§ **The request**:
Copy out the listing exactly.

(Data extracted from a collection)

--- --- ---

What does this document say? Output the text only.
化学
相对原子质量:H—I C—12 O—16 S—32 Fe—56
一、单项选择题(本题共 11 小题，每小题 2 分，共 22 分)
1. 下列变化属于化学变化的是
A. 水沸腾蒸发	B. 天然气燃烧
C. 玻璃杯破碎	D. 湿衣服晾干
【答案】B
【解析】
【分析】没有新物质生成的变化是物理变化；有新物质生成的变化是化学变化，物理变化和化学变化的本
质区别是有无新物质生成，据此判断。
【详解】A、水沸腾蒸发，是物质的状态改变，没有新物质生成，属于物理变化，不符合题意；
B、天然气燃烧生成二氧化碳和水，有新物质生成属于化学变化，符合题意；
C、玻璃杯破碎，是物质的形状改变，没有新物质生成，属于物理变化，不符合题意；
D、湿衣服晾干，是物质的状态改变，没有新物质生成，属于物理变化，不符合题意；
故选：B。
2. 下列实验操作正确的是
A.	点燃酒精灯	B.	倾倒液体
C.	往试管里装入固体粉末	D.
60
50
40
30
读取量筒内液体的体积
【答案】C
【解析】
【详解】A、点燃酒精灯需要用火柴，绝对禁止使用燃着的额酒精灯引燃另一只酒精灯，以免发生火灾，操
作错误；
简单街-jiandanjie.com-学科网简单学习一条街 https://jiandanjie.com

--- --- ---

§ **Written answer**:
What does this document say? Output the text only.
化学
相对原子质量:H—I C—12 O—16 S—32 Fe—56
一、单项选择题(本题共 11 小题，每小题 2 分，共 22 分)
1. 下列变化属于化学变化的是
A. 水沸腾蒸发	B. 天然气燃烧
C. 玻璃杯破碎	D. 湿衣服晾干
【答案】B
【解析】
【分析】没有新物质生成的变化是物理变化；有新物质生成的变化是化学变化，物理变化和化学变化的本
质区别是有无新物质生成，据此判断。
【详解】A、水沸腾蒸发，是物质的状态改变，没有新物质生成，属于物理变化，不符合题意；
B、天然气燃烧生成二氧化碳和水，有新物质生成属于化学变化，符合题意；
C、玻璃杯破碎，是物质的形状改变，没有新物质生成，属于物理变化，不符合题意；
D、湿衣服晾干，是物质的状态改变，没有新物质生成，属于物理变化，不符合题意；
故选：B。
2. 下列实验操作正确的是
A.	点燃酒精灯	B.	倾倒液体
C.	往试管里装入固体粉末	D.
60
50
40
30
读取量筒内液体的体积
【答案】C
【解析】
【详解】A、点燃酒精灯需要用火柴，绝对禁止使用燃着的额酒精灯引燃另一只酒精灯，以免发生火灾，操
作错误；
简单街-jiandanjie.com-学科网简单学习一条街 https://jiandanjie.com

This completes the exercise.